*What is being asked*.
Pictures appear in the records below; write out everything else exactly.
%%
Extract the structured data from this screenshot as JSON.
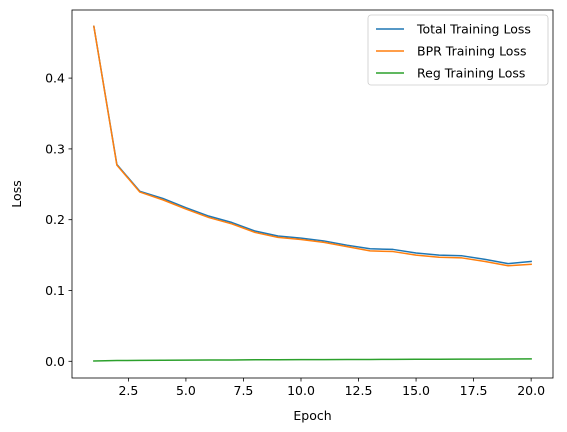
{
  "chart_data": {
    "type": "line",
    "title": "",
    "xlabel": "Epoch",
    "ylabel": "Loss",
    "xlim": [
      0.05,
      20.95
    ],
    "ylim": [
      -0.0236,
      0.4962
    ],
    "xticks": [
      2.5,
      5.0,
      7.5,
      10.0,
      12.5,
      15.0,
      17.5,
      20.0
    ],
    "xtick_labels": [
      "2.5",
      "5.0",
      "7.5",
      "10.0",
      "12.5",
      "15.0",
      "17.5",
      "20.0"
    ],
    "yticks": [
      0.0,
      0.1,
      0.2,
      0.3,
      0.4
    ],
    "ytick_labels": [
      "0.0",
      "0.1",
      "0.2",
      "0.3",
      "0.4"
    ],
    "grid": false,
    "legend_position": "top-right",
    "x": [
      1,
      2,
      3,
      4,
      5,
      6,
      7,
      8,
      9,
      10,
      11,
      12,
      13,
      14,
      15,
      16,
      17,
      18,
      19,
      20
    ],
    "series": [
      {
        "name": "Total Training Loss",
        "color": "#1f77b4",
        "values": [
          0.473,
          0.278,
          0.24,
          0.23,
          0.217,
          0.205,
          0.196,
          0.184,
          0.177,
          0.174,
          0.17,
          0.164,
          0.159,
          0.158,
          0.153,
          0.15,
          0.149,
          0.144,
          0.138,
          0.141
        ]
      },
      {
        "name": "BPR Training Loss",
        "color": "#ff7f0e",
        "values": [
          0.473,
          0.277,
          0.239,
          0.228,
          0.215,
          0.203,
          0.194,
          0.182,
          0.175,
          0.172,
          0.168,
          0.162,
          0.156,
          0.155,
          0.15,
          0.147,
          0.146,
          0.141,
          0.135,
          0.137
        ]
      },
      {
        "name": "Reg Training Loss",
        "color": "#2ca02c",
        "values": [
          0.0005,
          0.0011,
          0.0013,
          0.0015,
          0.0016,
          0.0018,
          0.0019,
          0.0021,
          0.0022,
          0.0023,
          0.0024,
          0.0025,
          0.0026,
          0.0027,
          0.0028,
          0.0029,
          0.003,
          0.0031,
          0.0032,
          0.0034
        ]
      }
    ]
  }
}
%%
*Complete answer*.
Extract the structured data from this screenshot as JSON.
{
  "chart_data": {
    "type": "line",
    "title": "",
    "xlabel": "Epoch",
    "ylabel": "Loss",
    "xlim": [
      0.05,
      20.95
    ],
    "ylim": [
      -0.0236,
      0.4962
    ],
    "xticks": [
      2.5,
      5.0,
      7.5,
      10.0,
      12.5,
      15.0,
      17.5,
      20.0
    ],
    "xtick_labels": [
      "2.5",
      "5.0",
      "7.5",
      "10.0",
      "12.5",
      "15.0",
      "17.5",
      "20.0"
    ],
    "yticks": [
      0.0,
      0.1,
      0.2,
      0.3,
      0.4
    ],
    "ytick_labels": [
      "0.0",
      "0.1",
      "0.2",
      "0.3",
      "0.4"
    ],
    "grid": false,
    "legend_position": "top-right",
    "x": [
      1,
      2,
      3,
      4,
      5,
      6,
      7,
      8,
      9,
      10,
      11,
      12,
      13,
      14,
      15,
      16,
      17,
      18,
      19,
      20
    ],
    "series": [
      {
        "name": "Total Training Loss",
        "color": "#1f77b4",
        "values": [
          0.473,
          0.278,
          0.24,
          0.23,
          0.217,
          0.205,
          0.196,
          0.184,
          0.177,
          0.174,
          0.17,
          0.164,
          0.159,
          0.158,
          0.153,
          0.15,
          0.149,
          0.144,
          0.138,
          0.141
        ]
      },
      {
        "name": "BPR Training Loss",
        "color": "#ff7f0e",
        "values": [
          0.473,
          0.277,
          0.239,
          0.228,
          0.215,
          0.203,
          0.194,
          0.182,
          0.175,
          0.172,
          0.168,
          0.162,
          0.156,
          0.155,
          0.15,
          0.147,
          0.146,
          0.141,
          0.135,
          0.137
        ]
      },
      {
        "name": "Reg Training Loss",
        "color": "#2ca02c",
        "values": [
          0.0005,
          0.0011,
          0.0013,
          0.0015,
          0.0016,
          0.0018,
          0.0019,
          0.0021,
          0.0022,
          0.0023,
          0.0024,
          0.0025,
          0.0026,
          0.0027,
          0.0028,
          0.0029,
          0.003,
          0.0031,
          0.0032,
          0.0034
        ]
      }
    ]
  }
}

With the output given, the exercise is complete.